#### [WRITTEN TASK]
For the records that follow, return only the count of lines containing the string "later".

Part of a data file
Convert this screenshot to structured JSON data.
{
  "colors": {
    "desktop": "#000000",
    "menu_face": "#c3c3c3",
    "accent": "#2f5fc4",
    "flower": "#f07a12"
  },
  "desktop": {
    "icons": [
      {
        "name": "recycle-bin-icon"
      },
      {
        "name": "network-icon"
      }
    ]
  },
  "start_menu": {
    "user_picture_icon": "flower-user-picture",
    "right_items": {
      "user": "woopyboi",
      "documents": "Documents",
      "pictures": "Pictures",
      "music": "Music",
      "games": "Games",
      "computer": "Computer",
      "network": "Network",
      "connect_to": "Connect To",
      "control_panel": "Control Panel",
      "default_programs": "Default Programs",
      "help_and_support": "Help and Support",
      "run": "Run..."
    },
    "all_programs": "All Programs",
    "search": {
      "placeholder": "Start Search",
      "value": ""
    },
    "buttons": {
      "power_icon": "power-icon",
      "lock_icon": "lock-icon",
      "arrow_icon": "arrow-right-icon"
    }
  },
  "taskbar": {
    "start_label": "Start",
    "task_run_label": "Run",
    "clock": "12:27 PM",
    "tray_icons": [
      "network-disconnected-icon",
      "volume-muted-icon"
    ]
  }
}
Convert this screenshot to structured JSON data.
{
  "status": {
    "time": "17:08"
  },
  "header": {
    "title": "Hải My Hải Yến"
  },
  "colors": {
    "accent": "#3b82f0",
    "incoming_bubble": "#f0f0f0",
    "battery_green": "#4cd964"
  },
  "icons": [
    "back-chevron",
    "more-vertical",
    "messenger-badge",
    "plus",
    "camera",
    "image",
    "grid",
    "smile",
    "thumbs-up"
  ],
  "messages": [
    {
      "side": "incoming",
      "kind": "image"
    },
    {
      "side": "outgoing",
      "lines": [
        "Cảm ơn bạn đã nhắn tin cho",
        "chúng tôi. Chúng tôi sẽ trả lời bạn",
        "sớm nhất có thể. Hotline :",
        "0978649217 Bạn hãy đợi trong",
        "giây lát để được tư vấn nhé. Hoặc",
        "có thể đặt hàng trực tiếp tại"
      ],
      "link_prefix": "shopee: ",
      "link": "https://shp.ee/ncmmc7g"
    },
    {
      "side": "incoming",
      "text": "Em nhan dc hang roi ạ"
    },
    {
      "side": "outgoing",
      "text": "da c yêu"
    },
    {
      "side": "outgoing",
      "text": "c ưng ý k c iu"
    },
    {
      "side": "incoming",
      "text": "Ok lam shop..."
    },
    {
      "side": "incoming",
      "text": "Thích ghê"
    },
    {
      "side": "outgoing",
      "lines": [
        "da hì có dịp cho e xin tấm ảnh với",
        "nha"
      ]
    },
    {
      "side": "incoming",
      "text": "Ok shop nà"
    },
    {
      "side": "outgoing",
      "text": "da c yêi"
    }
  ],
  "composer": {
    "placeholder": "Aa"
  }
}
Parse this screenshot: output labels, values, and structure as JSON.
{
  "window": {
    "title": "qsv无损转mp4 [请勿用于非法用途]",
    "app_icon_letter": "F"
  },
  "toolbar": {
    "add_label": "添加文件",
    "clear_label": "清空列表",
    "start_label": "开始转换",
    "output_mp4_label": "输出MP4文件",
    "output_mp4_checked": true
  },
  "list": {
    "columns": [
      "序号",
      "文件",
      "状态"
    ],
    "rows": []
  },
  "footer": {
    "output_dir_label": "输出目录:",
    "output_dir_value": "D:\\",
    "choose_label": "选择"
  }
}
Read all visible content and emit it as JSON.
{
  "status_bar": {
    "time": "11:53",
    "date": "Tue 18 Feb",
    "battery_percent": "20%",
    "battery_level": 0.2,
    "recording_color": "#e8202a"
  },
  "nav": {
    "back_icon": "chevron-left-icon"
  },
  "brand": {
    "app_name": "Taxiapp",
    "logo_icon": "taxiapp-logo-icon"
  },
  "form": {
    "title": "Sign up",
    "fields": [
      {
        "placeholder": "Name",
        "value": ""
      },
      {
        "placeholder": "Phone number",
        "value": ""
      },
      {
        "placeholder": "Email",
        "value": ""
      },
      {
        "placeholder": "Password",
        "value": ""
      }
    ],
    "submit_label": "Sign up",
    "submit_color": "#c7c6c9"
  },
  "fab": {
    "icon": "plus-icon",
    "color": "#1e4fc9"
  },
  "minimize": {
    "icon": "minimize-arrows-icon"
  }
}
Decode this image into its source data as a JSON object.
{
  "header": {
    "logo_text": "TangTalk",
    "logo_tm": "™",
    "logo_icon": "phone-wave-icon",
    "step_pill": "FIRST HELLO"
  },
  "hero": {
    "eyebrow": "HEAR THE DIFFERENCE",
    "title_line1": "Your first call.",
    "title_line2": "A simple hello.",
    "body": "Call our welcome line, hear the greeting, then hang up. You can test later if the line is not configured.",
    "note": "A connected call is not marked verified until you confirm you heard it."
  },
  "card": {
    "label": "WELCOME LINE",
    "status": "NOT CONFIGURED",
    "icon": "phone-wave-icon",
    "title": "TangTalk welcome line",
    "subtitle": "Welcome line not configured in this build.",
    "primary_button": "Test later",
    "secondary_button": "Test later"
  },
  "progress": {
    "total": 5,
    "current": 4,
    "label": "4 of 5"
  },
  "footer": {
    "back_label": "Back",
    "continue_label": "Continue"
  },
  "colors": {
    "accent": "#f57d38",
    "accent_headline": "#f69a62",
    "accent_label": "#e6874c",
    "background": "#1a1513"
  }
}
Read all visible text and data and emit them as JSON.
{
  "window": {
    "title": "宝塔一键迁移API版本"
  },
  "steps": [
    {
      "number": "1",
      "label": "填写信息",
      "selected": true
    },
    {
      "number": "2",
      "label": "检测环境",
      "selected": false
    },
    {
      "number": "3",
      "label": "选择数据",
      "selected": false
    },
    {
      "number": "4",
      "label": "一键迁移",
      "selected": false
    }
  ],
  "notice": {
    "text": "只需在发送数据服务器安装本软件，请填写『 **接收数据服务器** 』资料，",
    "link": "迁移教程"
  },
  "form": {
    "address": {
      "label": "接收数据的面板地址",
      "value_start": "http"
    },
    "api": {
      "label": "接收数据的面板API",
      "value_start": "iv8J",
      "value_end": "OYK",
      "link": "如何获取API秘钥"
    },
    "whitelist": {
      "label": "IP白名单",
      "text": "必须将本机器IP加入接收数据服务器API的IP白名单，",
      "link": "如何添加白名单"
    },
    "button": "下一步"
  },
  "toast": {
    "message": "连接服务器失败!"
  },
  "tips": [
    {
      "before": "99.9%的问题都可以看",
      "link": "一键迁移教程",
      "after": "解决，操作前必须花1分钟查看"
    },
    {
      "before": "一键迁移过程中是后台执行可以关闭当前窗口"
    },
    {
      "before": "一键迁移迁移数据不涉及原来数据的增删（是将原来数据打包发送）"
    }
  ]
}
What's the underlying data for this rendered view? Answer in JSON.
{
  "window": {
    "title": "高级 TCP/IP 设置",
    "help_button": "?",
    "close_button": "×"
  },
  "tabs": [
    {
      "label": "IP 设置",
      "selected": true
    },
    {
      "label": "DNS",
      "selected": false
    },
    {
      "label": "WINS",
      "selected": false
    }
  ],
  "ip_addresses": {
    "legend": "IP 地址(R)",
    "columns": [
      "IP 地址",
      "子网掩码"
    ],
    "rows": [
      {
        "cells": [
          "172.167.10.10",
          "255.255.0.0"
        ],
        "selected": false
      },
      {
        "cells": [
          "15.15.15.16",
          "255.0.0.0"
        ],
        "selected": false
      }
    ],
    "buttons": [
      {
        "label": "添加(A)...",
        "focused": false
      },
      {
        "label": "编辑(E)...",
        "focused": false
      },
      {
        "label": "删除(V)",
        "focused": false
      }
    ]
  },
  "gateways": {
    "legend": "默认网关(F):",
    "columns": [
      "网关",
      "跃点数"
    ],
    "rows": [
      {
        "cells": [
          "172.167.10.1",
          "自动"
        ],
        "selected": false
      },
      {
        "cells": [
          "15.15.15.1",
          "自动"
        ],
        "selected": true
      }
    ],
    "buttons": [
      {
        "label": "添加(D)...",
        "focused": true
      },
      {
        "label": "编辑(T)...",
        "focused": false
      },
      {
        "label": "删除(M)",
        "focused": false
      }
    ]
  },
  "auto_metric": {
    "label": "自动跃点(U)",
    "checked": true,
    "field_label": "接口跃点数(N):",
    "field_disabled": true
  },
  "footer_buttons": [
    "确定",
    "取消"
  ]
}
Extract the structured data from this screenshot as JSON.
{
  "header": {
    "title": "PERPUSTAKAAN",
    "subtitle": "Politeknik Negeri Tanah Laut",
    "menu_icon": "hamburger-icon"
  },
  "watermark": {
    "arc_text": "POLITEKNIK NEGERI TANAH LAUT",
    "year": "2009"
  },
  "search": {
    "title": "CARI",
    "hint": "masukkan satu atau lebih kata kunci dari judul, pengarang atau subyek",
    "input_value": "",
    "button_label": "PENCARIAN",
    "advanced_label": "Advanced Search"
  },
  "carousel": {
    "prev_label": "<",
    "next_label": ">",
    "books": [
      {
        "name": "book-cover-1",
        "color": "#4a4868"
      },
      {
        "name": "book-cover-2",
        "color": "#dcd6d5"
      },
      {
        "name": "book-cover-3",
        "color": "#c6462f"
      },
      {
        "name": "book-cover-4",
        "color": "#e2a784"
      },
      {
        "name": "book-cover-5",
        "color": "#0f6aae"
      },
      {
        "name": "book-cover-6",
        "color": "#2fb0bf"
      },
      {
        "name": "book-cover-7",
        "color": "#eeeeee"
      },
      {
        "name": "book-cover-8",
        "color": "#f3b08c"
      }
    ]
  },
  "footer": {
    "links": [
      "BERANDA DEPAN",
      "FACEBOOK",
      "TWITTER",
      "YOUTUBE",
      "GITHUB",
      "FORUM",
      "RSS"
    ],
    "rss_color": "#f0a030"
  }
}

#### [ANSWER TO THE PROBLEM]
3